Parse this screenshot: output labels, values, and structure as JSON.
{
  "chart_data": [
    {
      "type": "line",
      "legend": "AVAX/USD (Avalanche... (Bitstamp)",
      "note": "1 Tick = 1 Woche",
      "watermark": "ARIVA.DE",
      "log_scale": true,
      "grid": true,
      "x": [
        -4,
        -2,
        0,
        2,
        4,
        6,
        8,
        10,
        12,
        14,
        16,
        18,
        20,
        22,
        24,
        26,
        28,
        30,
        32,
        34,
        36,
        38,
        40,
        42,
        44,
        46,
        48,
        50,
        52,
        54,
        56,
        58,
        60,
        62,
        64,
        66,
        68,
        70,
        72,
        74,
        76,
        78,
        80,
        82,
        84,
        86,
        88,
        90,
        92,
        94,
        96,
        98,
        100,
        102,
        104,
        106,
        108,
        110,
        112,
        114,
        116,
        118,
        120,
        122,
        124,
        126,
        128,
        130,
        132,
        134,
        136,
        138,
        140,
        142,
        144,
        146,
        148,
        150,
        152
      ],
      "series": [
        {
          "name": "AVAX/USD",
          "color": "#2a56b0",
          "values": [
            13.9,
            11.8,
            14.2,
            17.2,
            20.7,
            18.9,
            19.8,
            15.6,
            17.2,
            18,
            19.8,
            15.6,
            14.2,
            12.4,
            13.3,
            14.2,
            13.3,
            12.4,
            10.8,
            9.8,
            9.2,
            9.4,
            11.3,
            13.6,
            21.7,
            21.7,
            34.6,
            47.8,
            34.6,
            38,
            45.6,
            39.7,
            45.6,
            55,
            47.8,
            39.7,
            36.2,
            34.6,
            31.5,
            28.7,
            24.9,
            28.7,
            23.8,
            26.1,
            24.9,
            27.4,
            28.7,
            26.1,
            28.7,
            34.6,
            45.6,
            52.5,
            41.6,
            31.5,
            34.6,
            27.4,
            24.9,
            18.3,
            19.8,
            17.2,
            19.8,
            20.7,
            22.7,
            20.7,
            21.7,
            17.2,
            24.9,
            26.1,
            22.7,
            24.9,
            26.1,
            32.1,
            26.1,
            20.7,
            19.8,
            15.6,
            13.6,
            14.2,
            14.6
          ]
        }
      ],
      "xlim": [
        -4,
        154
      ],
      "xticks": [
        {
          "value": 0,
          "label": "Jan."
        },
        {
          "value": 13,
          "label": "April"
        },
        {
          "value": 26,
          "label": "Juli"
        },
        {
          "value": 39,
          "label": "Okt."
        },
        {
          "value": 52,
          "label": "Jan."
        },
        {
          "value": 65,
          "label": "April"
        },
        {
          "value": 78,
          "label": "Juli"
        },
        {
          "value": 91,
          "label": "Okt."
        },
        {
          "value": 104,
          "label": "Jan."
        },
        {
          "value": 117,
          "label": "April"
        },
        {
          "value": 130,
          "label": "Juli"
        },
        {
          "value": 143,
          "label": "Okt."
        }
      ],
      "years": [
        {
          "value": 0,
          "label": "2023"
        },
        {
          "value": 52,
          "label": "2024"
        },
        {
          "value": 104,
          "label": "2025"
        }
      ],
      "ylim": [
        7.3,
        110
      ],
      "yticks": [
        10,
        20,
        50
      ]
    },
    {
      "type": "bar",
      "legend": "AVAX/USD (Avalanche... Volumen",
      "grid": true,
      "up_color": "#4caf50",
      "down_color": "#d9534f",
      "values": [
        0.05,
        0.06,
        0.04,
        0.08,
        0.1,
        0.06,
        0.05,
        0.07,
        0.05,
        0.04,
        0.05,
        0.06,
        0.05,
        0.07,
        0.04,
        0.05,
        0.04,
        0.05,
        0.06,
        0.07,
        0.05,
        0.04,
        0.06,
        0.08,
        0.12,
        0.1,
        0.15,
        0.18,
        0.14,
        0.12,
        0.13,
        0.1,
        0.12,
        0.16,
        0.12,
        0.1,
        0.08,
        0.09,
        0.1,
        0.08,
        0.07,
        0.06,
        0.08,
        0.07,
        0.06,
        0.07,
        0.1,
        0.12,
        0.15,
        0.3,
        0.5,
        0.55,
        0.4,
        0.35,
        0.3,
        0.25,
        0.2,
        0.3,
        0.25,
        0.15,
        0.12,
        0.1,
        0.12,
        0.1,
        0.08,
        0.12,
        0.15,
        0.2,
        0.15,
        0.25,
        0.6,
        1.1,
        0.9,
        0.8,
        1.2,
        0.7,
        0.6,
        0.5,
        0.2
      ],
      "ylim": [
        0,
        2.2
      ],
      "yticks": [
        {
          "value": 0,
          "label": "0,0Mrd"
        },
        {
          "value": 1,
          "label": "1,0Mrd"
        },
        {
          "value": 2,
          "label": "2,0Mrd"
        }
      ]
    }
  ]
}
|---|
▸ **WRITTEN INSTRUCTION**:
Without leaving anything out, give the entries again exactly.

▸ **SOLUTION TO THE EXERCISE**:
Parse this screenshot: output labels, values, and structure as JSON.
{
  "chart_data": [
    {
      "type": "line",
      "legend": "AVAX/USD (Avalanche... (Bitstamp)",
      "note": "1 Tick = 1 Woche",
      "watermark": "ARIVA.DE",
      "log_scale": true,
      "grid": true,
      "x": [
        -4,
        -2,
        0,
        2,
        4,
        6,
        8,
        10,
        12,
        14,
        16,
        18,
        20,
        22,
        24,
        26,
        28,
        30,
        32,
        34,
        36,
        38,
        40,
        42,
        44,
        46,
        48,
        50,
        52,
        54,
        56,
        58,
        60,
        62,
        64,
        66,
        68,
        70,
        72,
        74,
        76,
        78,
        80,
        82,
        84,
        86,
        88,
        90,
        92,
        94,
        96,
        98,
        100,
        102,
        104,
        106,
        108,
        110,
        112,
        114,
        116,
        118,
        120,
        122,
        124,
        126,
        128,
        130,
        132,
        134,
        136,
        138,
        140,
        142,
        144,
        146,
        148,
        150,
        152
      ],
      "series": [
        {
          "name": "AVAX/USD",
          "color": "#2a56b0",
          "values": [
            13.9,
            11.8,
            14.2,
            17.2,
            20.7,
            18.9,
            19.8,
            15.6,
            17.2,
            18,
            19.8,
            15.6,
            14.2,
            12.4,
            13.3,
            14.2,
            13.3,
            12.4,
            10.8,
            9.8,
            9.2,
            9.4,
            11.3,
            13.6,
            21.7,
            21.7,
            34.6,
            47.8,
            34.6,
            38,
            45.6,
            39.7,
            45.6,
            55,
            47.8,
            39.7,
            36.2,
            34.6,
            31.5,
            28.7,
            24.9,
            28.7,
            23.8,
            26.1,
            24.9,
            27.4,
            28.7,
            26.1,
            28.7,
            34.6,
            45.6,
            52.5,
            41.6,
            31.5,
            34.6,
            27.4,
            24.9,
            18.3,
            19.8,
            17.2,
            19.8,
            20.7,
            22.7,
            20.7,
            21.7,
            17.2,
            24.9,
            26.1,
            22.7,
            24.9,
            26.1,
            32.1,
            26.1,
            20.7,
            19.8,
            15.6,
            13.6,
            14.2,
            14.6
          ]
        }
      ],
      "xlim": [
        -4,
        154
      ],
      "xticks": [
        {
          "value": 0,
          "label": "Jan."
        },
        {
          "value": 13,
          "label": "April"
        },
        {
          "value": 26,
          "label": "Juli"
        },
        {
          "value": 39,
          "label": "Okt."
        },
        {
          "value": 52,
          "label": "Jan."
        },
        {
          "value": 65,
          "label": "April"
        },
        {
          "value": 78,
          "label": "Juli"
        },
        {
          "value": 91,
          "label": "Okt."
        },
        {
          "value": 104,
          "label": "Jan."
        },
        {
          "value": 117,
          "label": "April"
        },
        {
          "value": 130,
          "label": "Juli"
        },
        {
          "value": 143,
          "label": "Okt."
        }
      ],
      "years": [
        {
          "value": 0,
          "label": "2023"
        },
        {
          "value": 52,
          "label": "2024"
        },
        {
          "value": 104,
          "label": "2025"
        }
      ],
      "ylim": [
        7.3,
        110
      ],
      "yticks": [
        10,
        20,
        50
      ]
    },
    {
      "type": "bar",
      "legend": "AVAX/USD (Avalanche... Volumen",
      "grid": true,
      "up_color": "#4caf50",
      "down_color": "#d9534f",
      "values": [
        0.05,
        0.06,
        0.04,
        0.08,
        0.1,
        0.06,
        0.05,
        0.07,
        0.05,
        0.04,
        0.05,
        0.06,
        0.05,
        0.07,
        0.04,
        0.05,
        0.04,
        0.05,
        0.06,
        0.07,
        0.05,
        0.04,
        0.06,
        0.08,
        0.12,
        0.1,
        0.15,
        0.18,
        0.14,
        0.12,
        0.13,
        0.1,
        0.12,
        0.16,
        0.12,
        0.1,
        0.08,
        0.09,
        0.1,
        0.08,
        0.07,
        0.06,
        0.08,
        0.07,
        0.06,
        0.07,
        0.1,
        0.12,
        0.15,
        0.3,
        0.5,
        0.55,
        0.4,
        0.35,
        0.3,
        0.25,
        0.2,
        0.3,
        0.25,
        0.15,
        0.12,
        0.1,
        0.12,
        0.1,
        0.08,
        0.12,
        0.15,
        0.2,
        0.15,
        0.25,
        0.6,
        1.1,
        0.9,
        0.8,
        1.2,
        0.7,
        0.6,
        0.5,
        0.2
      ],
      "ylim": [
        0,
        2.2
      ],
      "yticks": [
        {
          "value": 0,
          "label": "0,0Mrd"
        },
        {
          "value": 1,
          "label": "1,0Mrd"
        },
        {
          "value": 2,
          "label": "2,0Mrd"
        }
      ]
    }
  ]
}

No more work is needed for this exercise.